*WORK TO BE COMPLETED*.
Wherever the string "PRIMARY" appears in the listing, copy that line.

··· DATASET CONTENT

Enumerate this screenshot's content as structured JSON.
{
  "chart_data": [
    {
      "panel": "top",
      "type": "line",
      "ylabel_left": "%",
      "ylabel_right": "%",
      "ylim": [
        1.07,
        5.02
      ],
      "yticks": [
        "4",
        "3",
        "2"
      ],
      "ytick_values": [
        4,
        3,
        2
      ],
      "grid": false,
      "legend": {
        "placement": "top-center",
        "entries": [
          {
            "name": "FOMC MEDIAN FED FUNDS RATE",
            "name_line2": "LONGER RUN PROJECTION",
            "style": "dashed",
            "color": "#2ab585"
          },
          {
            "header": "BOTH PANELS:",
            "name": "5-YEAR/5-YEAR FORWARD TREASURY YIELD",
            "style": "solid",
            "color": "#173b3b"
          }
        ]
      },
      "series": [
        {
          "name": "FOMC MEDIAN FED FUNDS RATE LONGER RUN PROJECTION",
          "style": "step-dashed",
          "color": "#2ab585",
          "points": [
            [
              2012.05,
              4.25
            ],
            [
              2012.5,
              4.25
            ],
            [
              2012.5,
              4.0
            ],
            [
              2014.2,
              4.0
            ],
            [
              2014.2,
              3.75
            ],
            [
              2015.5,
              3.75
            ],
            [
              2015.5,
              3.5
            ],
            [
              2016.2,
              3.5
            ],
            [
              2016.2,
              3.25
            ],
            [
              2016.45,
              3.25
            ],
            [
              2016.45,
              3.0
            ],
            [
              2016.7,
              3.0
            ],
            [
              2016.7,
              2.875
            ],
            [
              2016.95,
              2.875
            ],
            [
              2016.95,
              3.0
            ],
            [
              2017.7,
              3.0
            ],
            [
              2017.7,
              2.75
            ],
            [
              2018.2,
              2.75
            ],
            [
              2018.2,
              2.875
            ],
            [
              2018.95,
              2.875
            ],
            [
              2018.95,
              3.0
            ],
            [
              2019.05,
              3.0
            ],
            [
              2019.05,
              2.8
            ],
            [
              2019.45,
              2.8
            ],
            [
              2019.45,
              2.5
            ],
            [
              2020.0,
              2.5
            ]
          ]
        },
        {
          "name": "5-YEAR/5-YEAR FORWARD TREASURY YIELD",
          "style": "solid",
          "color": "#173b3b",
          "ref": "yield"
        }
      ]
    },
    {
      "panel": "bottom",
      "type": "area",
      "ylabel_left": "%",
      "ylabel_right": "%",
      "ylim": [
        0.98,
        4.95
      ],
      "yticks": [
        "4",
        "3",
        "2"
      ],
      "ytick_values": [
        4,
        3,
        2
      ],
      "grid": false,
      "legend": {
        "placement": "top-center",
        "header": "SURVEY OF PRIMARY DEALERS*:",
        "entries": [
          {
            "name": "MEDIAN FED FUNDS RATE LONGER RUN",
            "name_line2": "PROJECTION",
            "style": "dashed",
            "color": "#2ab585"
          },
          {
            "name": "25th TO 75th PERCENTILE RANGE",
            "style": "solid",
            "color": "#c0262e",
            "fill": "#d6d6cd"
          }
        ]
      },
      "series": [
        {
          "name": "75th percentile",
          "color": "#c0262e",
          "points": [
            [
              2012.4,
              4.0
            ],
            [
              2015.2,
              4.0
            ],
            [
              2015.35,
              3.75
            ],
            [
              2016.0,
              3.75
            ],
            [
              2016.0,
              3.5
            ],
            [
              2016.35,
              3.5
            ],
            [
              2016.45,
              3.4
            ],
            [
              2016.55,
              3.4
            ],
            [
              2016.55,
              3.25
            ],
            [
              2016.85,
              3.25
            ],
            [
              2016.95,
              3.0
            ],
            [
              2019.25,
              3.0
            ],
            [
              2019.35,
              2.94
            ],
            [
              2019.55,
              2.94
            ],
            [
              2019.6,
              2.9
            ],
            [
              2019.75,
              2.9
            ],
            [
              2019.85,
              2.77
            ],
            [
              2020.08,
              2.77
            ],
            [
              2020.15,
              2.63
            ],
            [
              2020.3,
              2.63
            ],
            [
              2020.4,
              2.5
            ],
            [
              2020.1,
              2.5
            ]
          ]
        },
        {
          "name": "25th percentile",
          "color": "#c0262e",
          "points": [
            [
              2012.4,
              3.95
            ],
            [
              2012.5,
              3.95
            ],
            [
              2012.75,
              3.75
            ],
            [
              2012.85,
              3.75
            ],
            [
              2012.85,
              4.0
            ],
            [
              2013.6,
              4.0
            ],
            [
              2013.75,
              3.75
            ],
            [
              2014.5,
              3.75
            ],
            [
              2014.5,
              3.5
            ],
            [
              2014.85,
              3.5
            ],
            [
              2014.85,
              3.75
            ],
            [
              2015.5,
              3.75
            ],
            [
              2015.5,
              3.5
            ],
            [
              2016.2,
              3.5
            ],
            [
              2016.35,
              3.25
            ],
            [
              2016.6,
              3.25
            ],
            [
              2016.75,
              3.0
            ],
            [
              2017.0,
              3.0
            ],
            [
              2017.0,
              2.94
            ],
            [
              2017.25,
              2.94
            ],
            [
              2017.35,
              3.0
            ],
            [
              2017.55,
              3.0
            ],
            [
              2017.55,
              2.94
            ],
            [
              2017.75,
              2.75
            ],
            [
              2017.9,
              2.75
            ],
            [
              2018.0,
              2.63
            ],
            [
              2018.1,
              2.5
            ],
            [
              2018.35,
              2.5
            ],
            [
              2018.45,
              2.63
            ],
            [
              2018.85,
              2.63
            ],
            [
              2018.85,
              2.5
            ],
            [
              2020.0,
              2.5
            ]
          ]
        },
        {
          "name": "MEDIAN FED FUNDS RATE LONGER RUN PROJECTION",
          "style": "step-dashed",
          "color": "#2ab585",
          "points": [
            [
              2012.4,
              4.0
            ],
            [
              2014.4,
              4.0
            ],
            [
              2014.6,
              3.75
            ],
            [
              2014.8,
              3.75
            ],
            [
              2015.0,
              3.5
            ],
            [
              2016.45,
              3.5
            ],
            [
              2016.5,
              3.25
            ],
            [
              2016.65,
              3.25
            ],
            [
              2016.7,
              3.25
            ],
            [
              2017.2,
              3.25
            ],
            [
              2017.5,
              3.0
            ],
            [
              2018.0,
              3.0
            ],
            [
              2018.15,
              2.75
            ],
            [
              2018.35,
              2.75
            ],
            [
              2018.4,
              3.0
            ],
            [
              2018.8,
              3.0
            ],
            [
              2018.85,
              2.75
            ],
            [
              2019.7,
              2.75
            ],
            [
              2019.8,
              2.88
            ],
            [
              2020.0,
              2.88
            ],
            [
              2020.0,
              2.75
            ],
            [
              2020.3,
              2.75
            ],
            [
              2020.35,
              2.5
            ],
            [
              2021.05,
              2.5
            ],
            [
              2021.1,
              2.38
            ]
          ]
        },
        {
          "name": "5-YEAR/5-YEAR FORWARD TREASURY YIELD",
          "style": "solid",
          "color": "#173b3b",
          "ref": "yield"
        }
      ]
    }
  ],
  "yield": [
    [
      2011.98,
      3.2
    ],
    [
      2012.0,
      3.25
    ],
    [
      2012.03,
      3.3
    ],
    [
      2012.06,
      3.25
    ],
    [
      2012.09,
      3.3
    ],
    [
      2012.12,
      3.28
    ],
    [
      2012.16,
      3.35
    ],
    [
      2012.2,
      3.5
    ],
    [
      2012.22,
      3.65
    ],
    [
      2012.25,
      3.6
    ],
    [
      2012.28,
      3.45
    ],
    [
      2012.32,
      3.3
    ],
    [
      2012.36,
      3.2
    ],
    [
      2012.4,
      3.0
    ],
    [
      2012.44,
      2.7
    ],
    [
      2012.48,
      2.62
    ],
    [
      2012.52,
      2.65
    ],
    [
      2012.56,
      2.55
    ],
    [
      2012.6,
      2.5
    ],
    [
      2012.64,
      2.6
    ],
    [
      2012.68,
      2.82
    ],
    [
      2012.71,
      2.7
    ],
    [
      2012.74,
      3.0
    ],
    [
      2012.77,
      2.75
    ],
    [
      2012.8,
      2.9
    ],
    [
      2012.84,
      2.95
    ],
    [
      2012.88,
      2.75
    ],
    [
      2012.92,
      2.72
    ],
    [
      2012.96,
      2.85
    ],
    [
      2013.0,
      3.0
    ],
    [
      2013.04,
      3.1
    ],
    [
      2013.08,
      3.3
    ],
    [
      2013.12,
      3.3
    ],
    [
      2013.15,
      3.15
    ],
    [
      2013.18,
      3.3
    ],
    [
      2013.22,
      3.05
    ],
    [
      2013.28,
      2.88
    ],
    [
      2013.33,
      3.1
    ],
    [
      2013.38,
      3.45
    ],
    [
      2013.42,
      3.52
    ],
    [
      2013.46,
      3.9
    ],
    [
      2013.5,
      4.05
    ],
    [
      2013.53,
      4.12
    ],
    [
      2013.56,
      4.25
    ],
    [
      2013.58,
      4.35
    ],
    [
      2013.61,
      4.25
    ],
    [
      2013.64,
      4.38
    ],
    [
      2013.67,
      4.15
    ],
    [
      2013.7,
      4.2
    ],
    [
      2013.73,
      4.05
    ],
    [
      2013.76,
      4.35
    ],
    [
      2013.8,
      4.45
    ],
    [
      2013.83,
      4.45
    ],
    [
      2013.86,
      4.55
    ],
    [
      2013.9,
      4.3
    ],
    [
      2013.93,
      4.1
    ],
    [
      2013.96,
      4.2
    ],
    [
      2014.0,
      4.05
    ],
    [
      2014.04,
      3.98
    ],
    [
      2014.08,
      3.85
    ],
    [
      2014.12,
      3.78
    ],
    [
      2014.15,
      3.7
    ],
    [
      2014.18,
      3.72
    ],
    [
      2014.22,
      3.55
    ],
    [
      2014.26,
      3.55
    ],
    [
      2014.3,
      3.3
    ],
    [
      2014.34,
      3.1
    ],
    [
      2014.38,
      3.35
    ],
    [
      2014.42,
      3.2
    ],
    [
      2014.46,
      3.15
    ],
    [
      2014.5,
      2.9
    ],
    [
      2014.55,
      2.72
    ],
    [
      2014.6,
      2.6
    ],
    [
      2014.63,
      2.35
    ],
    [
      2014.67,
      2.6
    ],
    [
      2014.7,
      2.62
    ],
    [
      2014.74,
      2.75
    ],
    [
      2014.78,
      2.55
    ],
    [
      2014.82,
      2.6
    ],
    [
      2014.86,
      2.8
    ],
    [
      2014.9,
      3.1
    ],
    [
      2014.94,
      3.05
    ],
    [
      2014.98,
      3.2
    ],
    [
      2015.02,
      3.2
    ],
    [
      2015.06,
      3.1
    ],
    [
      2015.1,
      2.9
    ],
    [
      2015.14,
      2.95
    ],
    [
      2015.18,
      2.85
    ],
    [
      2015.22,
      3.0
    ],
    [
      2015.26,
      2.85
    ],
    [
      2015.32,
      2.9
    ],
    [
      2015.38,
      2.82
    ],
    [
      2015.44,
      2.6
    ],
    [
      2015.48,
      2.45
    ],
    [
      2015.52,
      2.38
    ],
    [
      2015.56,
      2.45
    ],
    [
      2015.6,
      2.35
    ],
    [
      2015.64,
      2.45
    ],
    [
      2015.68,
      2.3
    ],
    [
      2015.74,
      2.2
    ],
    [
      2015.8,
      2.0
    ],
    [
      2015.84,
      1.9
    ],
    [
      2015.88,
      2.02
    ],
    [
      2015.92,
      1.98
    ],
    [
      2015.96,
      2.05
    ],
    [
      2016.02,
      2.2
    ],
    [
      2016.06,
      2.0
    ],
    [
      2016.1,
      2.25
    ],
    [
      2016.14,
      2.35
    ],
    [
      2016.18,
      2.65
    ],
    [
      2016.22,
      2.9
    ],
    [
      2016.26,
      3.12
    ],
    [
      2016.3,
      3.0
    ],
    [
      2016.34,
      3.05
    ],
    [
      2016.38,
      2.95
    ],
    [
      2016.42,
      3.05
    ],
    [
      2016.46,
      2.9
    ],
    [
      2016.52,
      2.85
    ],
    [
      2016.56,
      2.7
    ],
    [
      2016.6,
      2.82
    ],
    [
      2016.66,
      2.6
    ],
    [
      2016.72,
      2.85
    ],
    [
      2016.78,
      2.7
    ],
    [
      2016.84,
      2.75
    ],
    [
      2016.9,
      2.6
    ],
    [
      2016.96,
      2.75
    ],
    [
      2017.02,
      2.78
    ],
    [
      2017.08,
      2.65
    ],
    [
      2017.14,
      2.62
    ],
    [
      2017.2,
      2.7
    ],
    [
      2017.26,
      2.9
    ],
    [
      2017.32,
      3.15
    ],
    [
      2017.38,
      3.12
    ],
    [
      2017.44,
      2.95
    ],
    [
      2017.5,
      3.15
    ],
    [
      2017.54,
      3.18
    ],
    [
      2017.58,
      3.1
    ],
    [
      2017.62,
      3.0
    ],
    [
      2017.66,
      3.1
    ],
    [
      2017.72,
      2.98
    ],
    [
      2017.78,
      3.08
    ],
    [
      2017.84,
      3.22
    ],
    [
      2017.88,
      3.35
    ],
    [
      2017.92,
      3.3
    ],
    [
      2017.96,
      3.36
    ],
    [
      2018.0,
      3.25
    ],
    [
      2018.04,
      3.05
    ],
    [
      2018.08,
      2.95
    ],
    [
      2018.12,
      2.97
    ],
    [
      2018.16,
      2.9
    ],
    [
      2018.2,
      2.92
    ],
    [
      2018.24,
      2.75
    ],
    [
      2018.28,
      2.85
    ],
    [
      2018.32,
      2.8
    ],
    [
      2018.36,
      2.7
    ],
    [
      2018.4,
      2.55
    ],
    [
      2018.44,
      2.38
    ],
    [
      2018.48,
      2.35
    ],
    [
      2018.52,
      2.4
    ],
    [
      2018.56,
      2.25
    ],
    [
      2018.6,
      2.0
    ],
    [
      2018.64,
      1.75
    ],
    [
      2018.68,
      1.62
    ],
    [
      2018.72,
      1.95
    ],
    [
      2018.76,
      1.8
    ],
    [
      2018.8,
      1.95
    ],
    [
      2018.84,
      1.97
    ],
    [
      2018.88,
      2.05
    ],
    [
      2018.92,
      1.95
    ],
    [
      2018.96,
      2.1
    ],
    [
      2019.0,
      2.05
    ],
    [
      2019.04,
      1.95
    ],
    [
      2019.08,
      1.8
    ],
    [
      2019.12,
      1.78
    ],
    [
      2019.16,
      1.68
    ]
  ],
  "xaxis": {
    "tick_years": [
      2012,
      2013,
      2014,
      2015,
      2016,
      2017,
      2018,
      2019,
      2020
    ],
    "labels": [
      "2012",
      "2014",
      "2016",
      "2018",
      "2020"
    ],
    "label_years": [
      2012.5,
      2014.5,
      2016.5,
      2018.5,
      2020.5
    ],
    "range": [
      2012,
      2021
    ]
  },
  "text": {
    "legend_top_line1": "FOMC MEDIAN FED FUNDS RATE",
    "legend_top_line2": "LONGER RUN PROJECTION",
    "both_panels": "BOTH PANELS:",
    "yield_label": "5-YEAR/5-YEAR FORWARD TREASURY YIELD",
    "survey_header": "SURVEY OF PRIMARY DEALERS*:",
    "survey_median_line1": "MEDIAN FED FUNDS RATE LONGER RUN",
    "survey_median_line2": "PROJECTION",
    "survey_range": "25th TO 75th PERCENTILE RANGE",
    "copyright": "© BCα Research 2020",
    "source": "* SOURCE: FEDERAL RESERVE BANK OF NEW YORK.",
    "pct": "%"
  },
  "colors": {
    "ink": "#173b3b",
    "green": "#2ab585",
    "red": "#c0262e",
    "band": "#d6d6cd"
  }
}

······

*EXERCISE SOLUTION*.
        "header": "SURVEY OF PRIMARY DEALERS*:",
    "survey_header": "SURVEY OF PRIMARY DEALERS*:",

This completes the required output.